## Start
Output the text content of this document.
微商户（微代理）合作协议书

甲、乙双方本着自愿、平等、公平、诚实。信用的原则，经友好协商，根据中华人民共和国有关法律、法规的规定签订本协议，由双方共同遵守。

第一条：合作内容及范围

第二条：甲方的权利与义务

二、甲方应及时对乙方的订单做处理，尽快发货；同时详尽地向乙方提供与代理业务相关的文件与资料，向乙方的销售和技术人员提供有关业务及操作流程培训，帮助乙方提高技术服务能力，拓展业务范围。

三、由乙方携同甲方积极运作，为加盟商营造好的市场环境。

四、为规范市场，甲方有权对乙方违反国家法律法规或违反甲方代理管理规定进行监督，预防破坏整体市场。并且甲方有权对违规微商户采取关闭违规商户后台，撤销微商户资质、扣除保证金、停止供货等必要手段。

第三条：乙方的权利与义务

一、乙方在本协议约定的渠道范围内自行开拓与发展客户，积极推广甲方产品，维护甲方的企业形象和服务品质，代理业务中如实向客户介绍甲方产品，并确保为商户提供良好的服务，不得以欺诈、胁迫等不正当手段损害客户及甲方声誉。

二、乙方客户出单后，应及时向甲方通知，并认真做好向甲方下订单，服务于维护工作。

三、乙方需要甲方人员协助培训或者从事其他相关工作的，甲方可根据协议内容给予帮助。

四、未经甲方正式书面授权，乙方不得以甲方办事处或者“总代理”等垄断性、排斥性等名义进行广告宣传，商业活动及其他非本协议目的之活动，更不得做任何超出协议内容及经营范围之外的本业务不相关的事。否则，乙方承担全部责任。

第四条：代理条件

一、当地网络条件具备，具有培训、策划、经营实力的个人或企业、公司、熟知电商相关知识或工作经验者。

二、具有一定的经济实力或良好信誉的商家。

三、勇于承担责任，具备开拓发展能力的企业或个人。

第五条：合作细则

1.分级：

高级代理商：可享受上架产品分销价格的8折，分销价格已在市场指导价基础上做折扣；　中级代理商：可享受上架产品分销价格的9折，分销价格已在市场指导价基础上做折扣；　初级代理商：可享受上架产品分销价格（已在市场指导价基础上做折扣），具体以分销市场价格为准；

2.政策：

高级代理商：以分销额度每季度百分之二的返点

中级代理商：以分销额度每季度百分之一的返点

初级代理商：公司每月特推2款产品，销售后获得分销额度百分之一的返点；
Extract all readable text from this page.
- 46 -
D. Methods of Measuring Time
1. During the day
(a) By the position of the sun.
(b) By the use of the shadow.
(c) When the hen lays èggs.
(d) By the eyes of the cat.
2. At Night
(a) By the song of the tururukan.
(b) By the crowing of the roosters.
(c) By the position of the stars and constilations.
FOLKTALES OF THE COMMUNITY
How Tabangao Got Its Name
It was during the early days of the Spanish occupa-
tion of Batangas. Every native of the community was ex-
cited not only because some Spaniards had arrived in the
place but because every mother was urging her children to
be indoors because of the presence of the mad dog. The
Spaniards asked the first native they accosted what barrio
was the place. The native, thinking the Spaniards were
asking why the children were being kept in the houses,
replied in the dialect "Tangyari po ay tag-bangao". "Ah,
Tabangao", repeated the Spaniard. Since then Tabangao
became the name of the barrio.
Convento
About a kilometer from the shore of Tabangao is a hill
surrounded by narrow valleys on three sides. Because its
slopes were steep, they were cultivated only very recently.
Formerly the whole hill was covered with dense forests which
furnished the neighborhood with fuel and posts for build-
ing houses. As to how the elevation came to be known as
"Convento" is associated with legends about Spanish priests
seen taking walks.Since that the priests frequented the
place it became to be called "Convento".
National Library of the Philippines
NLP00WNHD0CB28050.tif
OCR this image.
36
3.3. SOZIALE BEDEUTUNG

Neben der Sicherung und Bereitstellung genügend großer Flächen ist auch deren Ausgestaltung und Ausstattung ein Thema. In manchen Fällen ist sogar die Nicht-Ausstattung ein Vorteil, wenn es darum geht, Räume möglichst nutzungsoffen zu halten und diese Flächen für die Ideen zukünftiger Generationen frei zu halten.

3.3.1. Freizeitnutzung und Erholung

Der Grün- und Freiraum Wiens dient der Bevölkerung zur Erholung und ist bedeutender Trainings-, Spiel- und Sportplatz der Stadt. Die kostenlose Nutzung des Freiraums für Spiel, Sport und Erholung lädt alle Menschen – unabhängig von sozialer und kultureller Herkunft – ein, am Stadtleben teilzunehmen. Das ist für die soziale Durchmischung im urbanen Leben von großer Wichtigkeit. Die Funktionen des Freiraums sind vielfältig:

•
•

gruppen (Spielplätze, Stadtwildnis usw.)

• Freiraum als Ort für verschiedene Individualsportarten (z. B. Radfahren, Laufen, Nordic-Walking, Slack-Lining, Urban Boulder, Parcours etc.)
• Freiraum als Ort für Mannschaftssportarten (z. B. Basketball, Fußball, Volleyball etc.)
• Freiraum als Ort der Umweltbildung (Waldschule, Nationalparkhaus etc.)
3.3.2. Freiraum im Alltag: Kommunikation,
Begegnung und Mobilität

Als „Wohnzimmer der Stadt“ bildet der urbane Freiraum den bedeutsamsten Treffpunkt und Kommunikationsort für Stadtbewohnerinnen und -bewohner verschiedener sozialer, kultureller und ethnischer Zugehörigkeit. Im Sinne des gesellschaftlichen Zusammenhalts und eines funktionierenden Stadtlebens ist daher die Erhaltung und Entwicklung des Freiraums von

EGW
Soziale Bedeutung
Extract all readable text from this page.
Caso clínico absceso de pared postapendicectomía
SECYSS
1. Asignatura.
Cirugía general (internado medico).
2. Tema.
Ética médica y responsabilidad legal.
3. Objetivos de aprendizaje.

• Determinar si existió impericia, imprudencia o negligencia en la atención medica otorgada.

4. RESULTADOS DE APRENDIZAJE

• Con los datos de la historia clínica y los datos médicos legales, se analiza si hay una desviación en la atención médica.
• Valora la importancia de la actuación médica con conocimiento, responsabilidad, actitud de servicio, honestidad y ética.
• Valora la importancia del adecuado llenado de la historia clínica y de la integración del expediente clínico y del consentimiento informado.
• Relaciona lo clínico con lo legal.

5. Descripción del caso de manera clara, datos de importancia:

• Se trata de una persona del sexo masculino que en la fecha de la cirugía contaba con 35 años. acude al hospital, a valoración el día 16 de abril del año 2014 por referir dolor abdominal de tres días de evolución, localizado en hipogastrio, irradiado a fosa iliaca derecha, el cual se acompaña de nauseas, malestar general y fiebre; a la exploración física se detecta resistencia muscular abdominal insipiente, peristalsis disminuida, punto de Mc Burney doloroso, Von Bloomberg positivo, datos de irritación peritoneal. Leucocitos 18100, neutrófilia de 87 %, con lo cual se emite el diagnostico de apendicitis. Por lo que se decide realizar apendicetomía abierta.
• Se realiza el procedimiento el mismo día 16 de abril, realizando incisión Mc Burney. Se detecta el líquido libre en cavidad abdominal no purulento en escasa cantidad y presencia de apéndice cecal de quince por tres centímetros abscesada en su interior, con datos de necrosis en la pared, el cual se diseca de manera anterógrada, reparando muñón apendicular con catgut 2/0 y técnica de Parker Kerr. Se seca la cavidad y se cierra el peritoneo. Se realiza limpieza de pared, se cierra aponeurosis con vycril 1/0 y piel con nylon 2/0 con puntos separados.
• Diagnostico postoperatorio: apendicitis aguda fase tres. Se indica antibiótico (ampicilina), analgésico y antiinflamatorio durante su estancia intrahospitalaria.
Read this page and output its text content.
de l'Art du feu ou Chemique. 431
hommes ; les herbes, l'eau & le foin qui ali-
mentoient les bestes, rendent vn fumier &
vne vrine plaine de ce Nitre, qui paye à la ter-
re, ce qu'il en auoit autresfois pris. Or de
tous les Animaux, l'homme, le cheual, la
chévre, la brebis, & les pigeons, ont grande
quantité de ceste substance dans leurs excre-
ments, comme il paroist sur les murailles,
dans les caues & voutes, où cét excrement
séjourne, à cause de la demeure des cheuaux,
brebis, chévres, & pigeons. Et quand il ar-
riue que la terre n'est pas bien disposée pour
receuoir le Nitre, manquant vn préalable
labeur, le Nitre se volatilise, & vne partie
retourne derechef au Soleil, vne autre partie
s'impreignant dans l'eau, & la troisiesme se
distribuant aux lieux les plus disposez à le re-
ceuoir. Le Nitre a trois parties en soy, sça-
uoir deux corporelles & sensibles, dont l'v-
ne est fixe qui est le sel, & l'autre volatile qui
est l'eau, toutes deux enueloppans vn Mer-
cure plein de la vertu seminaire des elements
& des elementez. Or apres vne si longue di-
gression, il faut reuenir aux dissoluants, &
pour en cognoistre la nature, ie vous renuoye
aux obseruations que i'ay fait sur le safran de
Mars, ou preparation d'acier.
## End
Scan the material above. Copy each line that holds the word "native".

tion of Batangas. Every native of the community was ex-
Spaniards asked the first native they accosted what barrio
was the place. The native, thinking the Spaniards were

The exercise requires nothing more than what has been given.